++++ Dataset extract ++++
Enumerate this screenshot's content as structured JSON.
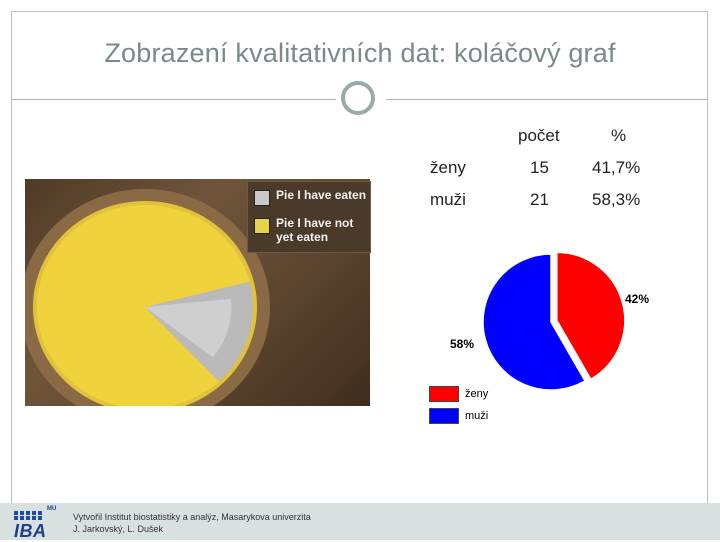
{
  "slide": {
    "title": "Zobrazení kvalitativních dat: koláčový graf"
  },
  "table": {
    "headers": [
      "",
      "počet",
      "%"
    ],
    "rows": [
      {
        "label": "ženy",
        "count": "15",
        "percent": "41,7%"
      },
      {
        "label": "muži",
        "count": "21",
        "percent": "58,3%"
      }
    ]
  },
  "photo": {
    "legend": [
      {
        "label": "Pie I have eaten",
        "color": "#c9c9c9"
      },
      {
        "label": "Pie I have not yet eaten",
        "color": "#e8d44a"
      }
    ],
    "eaten_fraction": 0.17
  },
  "chart_data": {
    "type": "pie",
    "categories": [
      "ženy",
      "muži"
    ],
    "values": [
      15,
      21
    ],
    "labels": [
      "42%",
      "58%"
    ],
    "colors": [
      "#ff0000",
      "#0000ff"
    ],
    "exploded": "ženy",
    "legend_position": "bottom-left"
  },
  "footer": {
    "logo_text": "IBA",
    "logo_small": "MU",
    "credit_line1": "Vytvořil Institut biostatistiky a analýz, Masarykova univerzita",
    "credit_line2": "J. Jarkovský, L. Dušek"
  }
}
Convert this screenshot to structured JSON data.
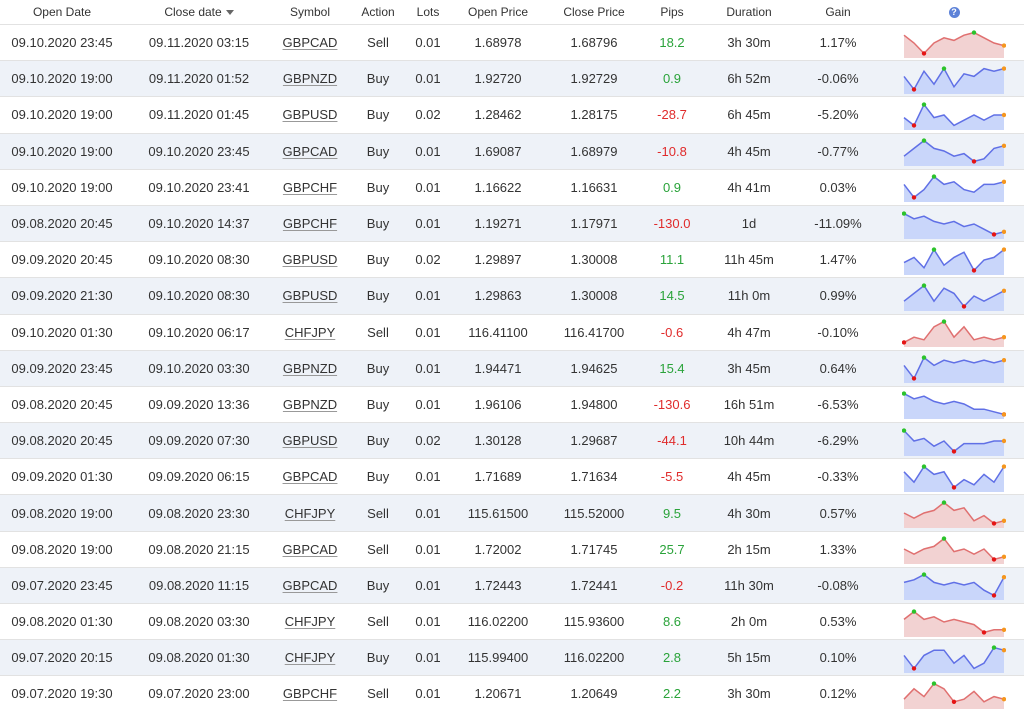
{
  "columns": {
    "open_date": "Open Date",
    "close_date": "Close date",
    "symbol": "Symbol",
    "action": "Action",
    "lots": "Lots",
    "open_price": "Open Price",
    "close_price": "Close Price",
    "pips": "Pips",
    "duration": "Duration",
    "gain": "Gain",
    "info_glyph": "?"
  },
  "colors": {
    "buy_fill": "#c9d6fa",
    "buy_line": "#6070e6",
    "sell_fill": "#f2d2d2",
    "sell_line": "#e07070",
    "positive": "#2aa33a",
    "negative": "#e02b2b",
    "max_marker": "#2bc32b",
    "min_marker": "#e51414",
    "end_marker": "#f5961e"
  },
  "trades": [
    {
      "open_date": "09.10.2020 23:45",
      "close_date": "09.11.2020 03:15",
      "symbol": "GBPCAD",
      "action": "Sell",
      "lots": "0.01",
      "open_price": "1.68978",
      "close_price": "1.68796",
      "pips": "18.2",
      "duration": "3h 30m",
      "gain": "1.17%",
      "spark": [
        0.8,
        0.5,
        0.1,
        0.5,
        0.7,
        0.6,
        0.8,
        0.9,
        0.7,
        0.5,
        0.4
      ]
    },
    {
      "open_date": "09.10.2020 19:00",
      "close_date": "09.11.2020 01:52",
      "symbol": "GBPNZD",
      "action": "Buy",
      "lots": "0.01",
      "open_price": "1.92720",
      "close_price": "1.92729",
      "pips": "0.9",
      "duration": "6h 52m",
      "gain": "-0.06%",
      "spark": [
        0.6,
        0.1,
        0.8,
        0.3,
        0.9,
        0.2,
        0.7,
        0.6,
        0.9,
        0.8,
        0.9
      ]
    },
    {
      "open_date": "09.10.2020 19:00",
      "close_date": "09.11.2020 01:45",
      "symbol": "GBPUSD",
      "action": "Buy",
      "lots": "0.02",
      "open_price": "1.28462",
      "close_price": "1.28175",
      "pips": "-28.7",
      "duration": "6h 45m",
      "gain": "-5.20%",
      "spark": [
        0.4,
        0.1,
        0.9,
        0.4,
        0.5,
        0.1,
        0.3,
        0.5,
        0.3,
        0.5,
        0.5
      ]
    },
    {
      "open_date": "09.10.2020 19:00",
      "close_date": "09.10.2020 23:45",
      "symbol": "GBPCAD",
      "action": "Buy",
      "lots": "0.01",
      "open_price": "1.69087",
      "close_price": "1.68979",
      "pips": "-10.8",
      "duration": "4h 45m",
      "gain": "-0.77%",
      "spark": [
        0.3,
        0.6,
        0.9,
        0.6,
        0.5,
        0.3,
        0.4,
        0.1,
        0.2,
        0.6,
        0.7
      ]
    },
    {
      "open_date": "09.10.2020 19:00",
      "close_date": "09.10.2020 23:41",
      "symbol": "GBPCHF",
      "action": "Buy",
      "lots": "0.01",
      "open_price": "1.16622",
      "close_price": "1.16631",
      "pips": "0.9",
      "duration": "4h 41m",
      "gain": "0.03%",
      "spark": [
        0.6,
        0.1,
        0.4,
        0.9,
        0.6,
        0.7,
        0.4,
        0.3,
        0.6,
        0.6,
        0.7
      ]
    },
    {
      "open_date": "09.08.2020 20:45",
      "close_date": "09.10.2020 14:37",
      "symbol": "GBPCHF",
      "action": "Buy",
      "lots": "0.01",
      "open_price": "1.19271",
      "close_price": "1.17971",
      "pips": "-130.0",
      "duration": "1d",
      "gain": "-11.09%",
      "spark": [
        0.9,
        0.7,
        0.8,
        0.6,
        0.5,
        0.6,
        0.4,
        0.5,
        0.3,
        0.1,
        0.2
      ]
    },
    {
      "open_date": "09.09.2020 20:45",
      "close_date": "09.10.2020 08:30",
      "symbol": "GBPUSD",
      "action": "Buy",
      "lots": "0.02",
      "open_price": "1.29897",
      "close_price": "1.30008",
      "pips": "11.1",
      "duration": "11h 45m",
      "gain": "1.47%",
      "spark": [
        0.4,
        0.6,
        0.2,
        0.9,
        0.3,
        0.6,
        0.8,
        0.1,
        0.5,
        0.6,
        0.9
      ]
    },
    {
      "open_date": "09.09.2020 21:30",
      "close_date": "09.10.2020 08:30",
      "symbol": "GBPUSD",
      "action": "Buy",
      "lots": "0.01",
      "open_price": "1.29863",
      "close_price": "1.30008",
      "pips": "14.5",
      "duration": "11h 0m",
      "gain": "0.99%",
      "spark": [
        0.3,
        0.6,
        0.9,
        0.3,
        0.8,
        0.6,
        0.1,
        0.5,
        0.3,
        0.5,
        0.7
      ]
    },
    {
      "open_date": "09.10.2020 01:30",
      "close_date": "09.10.2020 06:17",
      "symbol": "CHFJPY",
      "action": "Sell",
      "lots": "0.01",
      "open_price": "116.41100",
      "close_price": "116.41700",
      "pips": "-0.6",
      "duration": "4h 47m",
      "gain": "-0.10%",
      "spark": [
        0.1,
        0.3,
        0.2,
        0.7,
        0.9,
        0.3,
        0.7,
        0.2,
        0.3,
        0.2,
        0.3
      ]
    },
    {
      "open_date": "09.09.2020 23:45",
      "close_date": "09.10.2020 03:30",
      "symbol": "GBPNZD",
      "action": "Buy",
      "lots": "0.01",
      "open_price": "1.94471",
      "close_price": "1.94625",
      "pips": "15.4",
      "duration": "3h 45m",
      "gain": "0.64%",
      "spark": [
        0.6,
        0.1,
        0.9,
        0.6,
        0.8,
        0.7,
        0.8,
        0.7,
        0.8,
        0.7,
        0.8
      ]
    },
    {
      "open_date": "09.08.2020 20:45",
      "close_date": "09.09.2020 13:36",
      "symbol": "GBPNZD",
      "action": "Buy",
      "lots": "0.01",
      "open_price": "1.96106",
      "close_price": "1.94800",
      "pips": "-130.6",
      "duration": "16h 51m",
      "gain": "-6.53%",
      "spark": [
        0.9,
        0.7,
        0.8,
        0.6,
        0.5,
        0.6,
        0.5,
        0.3,
        0.3,
        0.2,
        0.1
      ]
    },
    {
      "open_date": "09.08.2020 20:45",
      "close_date": "09.09.2020 07:30",
      "symbol": "GBPUSD",
      "action": "Buy",
      "lots": "0.02",
      "open_price": "1.30128",
      "close_price": "1.29687",
      "pips": "-44.1",
      "duration": "10h 44m",
      "gain": "-6.29%",
      "spark": [
        0.9,
        0.5,
        0.6,
        0.3,
        0.5,
        0.1,
        0.4,
        0.4,
        0.4,
        0.5,
        0.5
      ]
    },
    {
      "open_date": "09.09.2020 01:30",
      "close_date": "09.09.2020 06:15",
      "symbol": "GBPCAD",
      "action": "Buy",
      "lots": "0.01",
      "open_price": "1.71689",
      "close_price": "1.71634",
      "pips": "-5.5",
      "duration": "4h 45m",
      "gain": "-0.33%",
      "spark": [
        0.7,
        0.3,
        0.9,
        0.6,
        0.7,
        0.1,
        0.4,
        0.2,
        0.6,
        0.3,
        0.9
      ]
    },
    {
      "open_date": "09.08.2020 19:00",
      "close_date": "09.08.2020 23:30",
      "symbol": "CHFJPY",
      "action": "Sell",
      "lots": "0.01",
      "open_price": "115.61500",
      "close_price": "115.52000",
      "pips": "9.5",
      "duration": "4h 30m",
      "gain": "0.57%",
      "spark": [
        0.5,
        0.3,
        0.5,
        0.6,
        0.9,
        0.6,
        0.7,
        0.2,
        0.4,
        0.1,
        0.2
      ]
    },
    {
      "open_date": "09.08.2020 19:00",
      "close_date": "09.08.2020 21:15",
      "symbol": "GBPCAD",
      "action": "Sell",
      "lots": "0.01",
      "open_price": "1.72002",
      "close_price": "1.71745",
      "pips": "25.7",
      "duration": "2h 15m",
      "gain": "1.33%",
      "spark": [
        0.5,
        0.3,
        0.5,
        0.6,
        0.9,
        0.4,
        0.5,
        0.3,
        0.5,
        0.1,
        0.2
      ]
    },
    {
      "open_date": "09.07.2020 23:45",
      "close_date": "09.08.2020 11:15",
      "symbol": "GBPCAD",
      "action": "Buy",
      "lots": "0.01",
      "open_price": "1.72443",
      "close_price": "1.72441",
      "pips": "-0.2",
      "duration": "11h 30m",
      "gain": "-0.08%",
      "spark": [
        0.6,
        0.7,
        0.9,
        0.6,
        0.5,
        0.6,
        0.5,
        0.6,
        0.3,
        0.1,
        0.8
      ]
    },
    {
      "open_date": "09.08.2020 01:30",
      "close_date": "09.08.2020 03:30",
      "symbol": "CHFJPY",
      "action": "Sell",
      "lots": "0.01",
      "open_price": "116.02200",
      "close_price": "115.93600",
      "pips": "8.6",
      "duration": "2h 0m",
      "gain": "0.53%",
      "spark": [
        0.6,
        0.9,
        0.6,
        0.7,
        0.5,
        0.6,
        0.5,
        0.4,
        0.1,
        0.2,
        0.2
      ]
    },
    {
      "open_date": "09.07.2020 20:15",
      "close_date": "09.08.2020 01:30",
      "symbol": "CHFJPY",
      "action": "Buy",
      "lots": "0.01",
      "open_price": "115.99400",
      "close_price": "116.02200",
      "pips": "2.8",
      "duration": "5h 15m",
      "gain": "0.10%",
      "spark": [
        0.6,
        0.1,
        0.6,
        0.8,
        0.8,
        0.3,
        0.6,
        0.1,
        0.3,
        0.9,
        0.8
      ]
    },
    {
      "open_date": "09.07.2020 19:30",
      "close_date": "09.07.2020 23:00",
      "symbol": "GBPCHF",
      "action": "Sell",
      "lots": "0.01",
      "open_price": "1.20671",
      "close_price": "1.20649",
      "pips": "2.2",
      "duration": "3h 30m",
      "gain": "0.12%",
      "spark": [
        0.3,
        0.7,
        0.4,
        0.9,
        0.7,
        0.2,
        0.3,
        0.6,
        0.2,
        0.4,
        0.3
      ]
    }
  ]
}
++++
### Exercise instructions
All lines of the data above that include the word "structured" must be shown.

### Result
Enumerate this screenshot's content as structured JSON.
Convert this screenshot to structured JSON data.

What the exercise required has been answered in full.